• Data for the task
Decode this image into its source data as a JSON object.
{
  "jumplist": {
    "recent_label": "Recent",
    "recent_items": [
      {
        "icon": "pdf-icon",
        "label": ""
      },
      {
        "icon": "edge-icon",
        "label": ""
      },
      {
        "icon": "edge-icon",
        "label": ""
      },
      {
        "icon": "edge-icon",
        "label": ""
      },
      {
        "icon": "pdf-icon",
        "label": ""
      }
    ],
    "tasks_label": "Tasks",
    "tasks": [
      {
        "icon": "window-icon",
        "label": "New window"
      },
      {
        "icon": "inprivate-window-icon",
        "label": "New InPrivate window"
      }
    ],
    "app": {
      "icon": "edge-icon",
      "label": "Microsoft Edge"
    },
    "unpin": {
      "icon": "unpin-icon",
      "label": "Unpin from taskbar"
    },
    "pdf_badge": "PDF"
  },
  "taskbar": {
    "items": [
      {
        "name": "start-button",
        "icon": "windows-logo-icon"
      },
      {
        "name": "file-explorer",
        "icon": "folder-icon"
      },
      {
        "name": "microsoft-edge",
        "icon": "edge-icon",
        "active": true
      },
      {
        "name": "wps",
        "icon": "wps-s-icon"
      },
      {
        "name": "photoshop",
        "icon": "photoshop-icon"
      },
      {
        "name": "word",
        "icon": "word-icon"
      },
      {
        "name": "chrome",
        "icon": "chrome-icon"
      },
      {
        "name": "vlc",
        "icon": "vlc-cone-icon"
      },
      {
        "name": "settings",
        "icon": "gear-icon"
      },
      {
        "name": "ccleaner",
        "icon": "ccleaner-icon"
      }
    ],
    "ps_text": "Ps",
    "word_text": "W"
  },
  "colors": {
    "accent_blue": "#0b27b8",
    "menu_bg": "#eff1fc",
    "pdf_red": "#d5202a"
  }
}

• What to produce
Copy out every line of the data above, exactly as given.

• Response
Decode this image into its source data as a JSON object.
{
  "jumplist": {
    "recent_label": "Recent",
    "recent_items": [
      {
        "icon": "pdf-icon",
        "label": ""
      },
      {
        "icon": "edge-icon",
        "label": ""
      },
      {
        "icon": "edge-icon",
        "label": ""
      },
      {
        "icon": "edge-icon",
        "label": ""
      },
      {
        "icon": "pdf-icon",
        "label": ""
      }
    ],
    "tasks_label": "Tasks",
    "tasks": [
      {
        "icon": "window-icon",
        "label": "New window"
      },
      {
        "icon": "inprivate-window-icon",
        "label": "New InPrivate window"
      }
    ],
    "app": {
      "icon": "edge-icon",
      "label": "Microsoft Edge"
    },
    "unpin": {
      "icon": "unpin-icon",
      "label": "Unpin from taskbar"
    },
    "pdf_badge": "PDF"
  },
  "taskbar": {
    "items": [
      {
        "name": "start-button",
        "icon": "windows-logo-icon"
      },
      {
        "name": "file-explorer",
        "icon": "folder-icon"
      },
      {
        "name": "microsoft-edge",
        "icon": "edge-icon",
        "active": true
      },
      {
        "name": "wps",
        "icon": "wps-s-icon"
      },
      {
        "name": "photoshop",
        "icon": "photoshop-icon"
      },
      {
        "name": "word",
        "icon": "word-icon"
      },
      {
        "name": "chrome",
        "icon": "chrome-icon"
      },
      {
        "name": "vlc",
        "icon": "vlc-cone-icon"
      },
      {
        "name": "settings",
        "icon": "gear-icon"
      },
      {
        "name": "ccleaner",
        "icon": "ccleaner-icon"
      }
    ],
    "ps_text": "Ps",
    "word_text": "W"
  },
  "colors": {
    "accent_blue": "#0b27b8",
    "menu_bg": "#eff1fc",
    "pdf_red": "#d5202a"
  }
}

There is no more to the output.